● **Lesetext**:
--------------------
Ennepetal. Ein Unbekannter hat in Ennepetal drei Papageien aus der Voliere im Hülsenbecker Tal gestohlen – und Spuren hinterlassen.

„Charly“ und zwei Amazonen sind weg. Die drei Papageien wurden in der Nacht zu Donnerstag aus ihrer Voliere im Hülsenbecker Tal gestohlen. Der oder die Täter hatten ein Kettenglied an der Schutzhaustür aufgehebelt und an der Haupttür der Voliere den unteren Teil des Drahtgeflechts herausgeschnitten.

„Charly“ machte kränklichen Eindruck

Tierpfleger Sebastian Quadflieg hatte am Mittwochabend gegen 19 Uhr noch einmal nach „Charly“, dem blinden Graupapageien, geschaut, weil das Tier einen kränklichen Eindruck gemacht hatte. „Da war noch alles in Ordnung“, berichtet er. Eine Transportbox, die der Tierpfleger für den Fall, dass der Vogel behandelt werden muss, mitgebracht hatte, stellte er im Vorraum der Voliere ab. „Als wir dann am Morgen gegen Viertel nach Sieben unsere Futterrunde gemacht haben, wollten wir zuerst mal beim Graupapagei vorbei“, erzählt Tierpflegerin Rita Hein weiter. „Da haben wir schon gesehen, dass die Schutzhaustür einen Spalt offen stand.“

Graupapagei „Charly“ kann Sirenengeräusche und Katzenmaunzen nachmachen und auch „Wau Wau“ und „Miau“ sagen. Der Vogel ist blind, was man ihm allerdings an den Augen gar nicht ansieht.
Graupapagei „Charly“ kann Sirenengeräusche und Katzenmaunzen nachmachen und auch „Wau Wau“ und „Miau“ sagen. Der Vogel ist blind, was man ihm allerdings an den Augen gar nicht ansieht. © WP | Privat

Die beiden stellten fest, dass neben „Charly“ auch eine Venezuela-Amazone und eine Grünwangenamazone fehlten. Letztere steht auf der Roten Liste der gefährdeten Arten. Für alle drei Tiere müssten bei einem regulären Verkauf CITES-Papiere vorgelegt werden, erklären die Tierpfleger (Convention on International Trade in Endangered Species of Wild Fauna and Flora, auf Deutsch: Übereinkommen über den internationalen Handel mit gefährdeten frei lebenden Tieren und Pflanzen, auch bekannt als Washingtoner Artenschutzübereinkommen). Es handelt sich dabei um eine Art von Personalausweis für Tiere, in dem die Herkunft, teilweise auch das Geschlecht vermerkt sind. Über die Marke beziehungsweise den Ring des Tieres ist dann eine eindeutige Zuordnung möglich. Allerdings würden Tiere natürlich auch schwarz gehandelt, erklären die Tierpfleger.
--------------------
● **Datensätze**:
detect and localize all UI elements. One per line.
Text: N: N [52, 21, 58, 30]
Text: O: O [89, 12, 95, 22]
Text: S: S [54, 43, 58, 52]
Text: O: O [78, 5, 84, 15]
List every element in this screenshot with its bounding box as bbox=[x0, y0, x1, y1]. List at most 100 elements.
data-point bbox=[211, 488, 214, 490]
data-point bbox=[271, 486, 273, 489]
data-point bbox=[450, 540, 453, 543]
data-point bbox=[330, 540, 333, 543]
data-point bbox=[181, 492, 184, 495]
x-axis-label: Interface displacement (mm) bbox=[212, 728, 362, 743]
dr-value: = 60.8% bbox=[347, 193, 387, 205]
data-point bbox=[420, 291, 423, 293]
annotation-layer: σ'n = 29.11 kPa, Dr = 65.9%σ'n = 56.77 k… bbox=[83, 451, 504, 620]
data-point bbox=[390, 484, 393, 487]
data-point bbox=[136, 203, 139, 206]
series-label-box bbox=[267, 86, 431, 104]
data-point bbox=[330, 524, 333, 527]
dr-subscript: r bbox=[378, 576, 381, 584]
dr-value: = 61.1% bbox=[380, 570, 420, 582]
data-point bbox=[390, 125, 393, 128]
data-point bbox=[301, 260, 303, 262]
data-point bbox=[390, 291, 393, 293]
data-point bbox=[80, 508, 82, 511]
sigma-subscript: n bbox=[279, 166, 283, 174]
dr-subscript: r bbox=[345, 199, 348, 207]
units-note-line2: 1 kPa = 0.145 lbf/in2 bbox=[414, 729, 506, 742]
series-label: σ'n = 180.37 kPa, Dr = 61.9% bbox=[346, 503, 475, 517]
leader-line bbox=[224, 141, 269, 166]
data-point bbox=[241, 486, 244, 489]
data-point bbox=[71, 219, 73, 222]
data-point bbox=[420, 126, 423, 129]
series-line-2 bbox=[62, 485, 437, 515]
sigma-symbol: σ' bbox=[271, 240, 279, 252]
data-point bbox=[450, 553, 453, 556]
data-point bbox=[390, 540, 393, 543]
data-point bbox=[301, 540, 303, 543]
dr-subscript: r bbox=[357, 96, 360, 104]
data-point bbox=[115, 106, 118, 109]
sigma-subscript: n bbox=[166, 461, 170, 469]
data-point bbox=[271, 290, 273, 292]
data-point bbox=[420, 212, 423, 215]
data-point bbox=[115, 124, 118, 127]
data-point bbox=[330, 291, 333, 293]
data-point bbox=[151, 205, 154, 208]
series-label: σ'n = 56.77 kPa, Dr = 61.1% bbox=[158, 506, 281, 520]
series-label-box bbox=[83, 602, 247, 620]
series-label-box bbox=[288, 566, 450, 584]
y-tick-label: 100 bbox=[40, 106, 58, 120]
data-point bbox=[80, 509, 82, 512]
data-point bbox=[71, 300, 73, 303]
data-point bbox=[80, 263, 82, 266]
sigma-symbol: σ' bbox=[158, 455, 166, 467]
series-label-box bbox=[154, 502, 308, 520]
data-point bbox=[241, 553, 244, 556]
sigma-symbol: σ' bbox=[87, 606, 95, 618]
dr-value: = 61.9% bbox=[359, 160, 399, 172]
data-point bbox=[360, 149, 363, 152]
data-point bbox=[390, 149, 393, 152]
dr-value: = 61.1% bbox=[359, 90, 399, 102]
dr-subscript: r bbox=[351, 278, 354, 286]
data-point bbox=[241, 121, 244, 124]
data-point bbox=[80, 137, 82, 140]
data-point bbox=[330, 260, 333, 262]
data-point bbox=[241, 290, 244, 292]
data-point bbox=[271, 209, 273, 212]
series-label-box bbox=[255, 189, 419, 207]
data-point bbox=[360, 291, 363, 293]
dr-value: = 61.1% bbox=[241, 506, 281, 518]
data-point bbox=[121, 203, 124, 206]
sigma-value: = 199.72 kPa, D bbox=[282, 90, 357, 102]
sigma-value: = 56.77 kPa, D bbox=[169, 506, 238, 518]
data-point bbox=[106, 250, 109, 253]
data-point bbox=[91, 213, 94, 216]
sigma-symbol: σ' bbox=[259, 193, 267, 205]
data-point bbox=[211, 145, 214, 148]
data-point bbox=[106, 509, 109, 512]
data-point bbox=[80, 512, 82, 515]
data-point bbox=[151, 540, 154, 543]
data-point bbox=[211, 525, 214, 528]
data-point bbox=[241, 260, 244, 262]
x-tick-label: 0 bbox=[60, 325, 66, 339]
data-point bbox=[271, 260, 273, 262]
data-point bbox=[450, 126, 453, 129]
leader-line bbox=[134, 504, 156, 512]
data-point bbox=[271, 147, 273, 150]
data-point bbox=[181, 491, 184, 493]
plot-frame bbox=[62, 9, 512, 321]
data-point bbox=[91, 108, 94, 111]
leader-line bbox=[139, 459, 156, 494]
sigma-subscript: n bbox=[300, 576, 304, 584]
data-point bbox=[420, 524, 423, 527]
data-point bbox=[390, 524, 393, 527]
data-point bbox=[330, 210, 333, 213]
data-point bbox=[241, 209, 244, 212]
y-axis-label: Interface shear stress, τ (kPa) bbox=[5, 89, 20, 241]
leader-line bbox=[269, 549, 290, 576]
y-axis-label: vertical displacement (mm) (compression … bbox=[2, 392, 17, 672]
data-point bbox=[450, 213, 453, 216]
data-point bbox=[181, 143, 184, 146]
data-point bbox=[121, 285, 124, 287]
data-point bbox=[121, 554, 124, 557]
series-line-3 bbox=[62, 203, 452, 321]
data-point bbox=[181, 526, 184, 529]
--------------------
● **Arbeitsanweisungen**:
**A.** Beantworte bitte diese Fragen zum Artikel über die gestohlenen Papageien:
(i) Gegen wie viel Uhr schaute der Tierpfleger am Mittwochabend nach „Charly“?
(ii) Welcher der gestohlenen Vögel steht auf der Roten Liste der gefährdeten Arten?
(iii) Was wurde an der Haupttür der Voliere herausgeschnitten?
**B.** Setze den Artikel über die gestohlenen Papageien nach seinem letzten Satz fort.

● **Antworten**:
**A.**
(i) Gegen 19 Uhr.
(ii) Die Grünwangenamazone.
(iii) Der untere Teil des Drahtgeflechts.

**B.**
Die beiden verständigten nach Entdeckung des Diebstahls die Polizei. Die Kripo nahm Spuren auf. „In der Voliere war nur ein Täter“, meint Sebastian Quadflieg. Das zeigten die gut sichtbaren Schuhabdrücke. Ob es einen Mittäter gab, der eventuell „Schmiere“ stand, sei nicht zu erkennen. „Die Nachbarn, die wir schon getroffen haben, haben nichts gesehen oder gehört“, so die Tierpfleger. Für Sebastian Quadflieg ist vorstellbar, dass sich der Papageiendieb auskannte. Zum einen, weil eben manche Nachbarn mit ihren Hunden zu bestimmten Zeiten dort umher gehen, zum anderen, weil er die dahinter liegende Voliere mit zwei weiteren Amazonen unangetastet blieb. „Die beiden sind ziemlich aggressiv, die würden sofort auf den Kopf eines Menschen losgehen“, berichtet Quadflieg. Möglicherweise habe der Täter das gewusst. Neben den Papageien fehlen übrigens auch die von Sebastian Quadflieg abgestellte Transportbox sowie zwei Eimer. Spuren deuten aber auch darauf hin, dass der Täter selbst Boxen mitgebracht hatte.

Wert ist schwer zu beziffern

Ob der oder die Täter jemals ermittelt werden können, ist natürlich fraglich. Ganz hoffnungslos ist die Polizei nicht. „Wir haben Ermittlungsansätze“, sagte Sonja Wever, Sprecherin der Kreispolizeibehörde EN, gegenüber dieser Zeitung. Genaueres wolle sie aber nicht preisgeben. Wever erklärte auf Nachfrage, dass neben dem schweren Diebstahl auch ein Verstoß gegen das Artenschutzgesetz als Delikt in Betracht komme. Dabei seien nicht zuletzt Verkauf und Kauf geschützter Arten unter Strafe gestellt.

Tierpgflegerin Rita Hein an der Einganstür der Voliere. Der Vogeldieb schnitt das Gitter im unteren Teil heraus.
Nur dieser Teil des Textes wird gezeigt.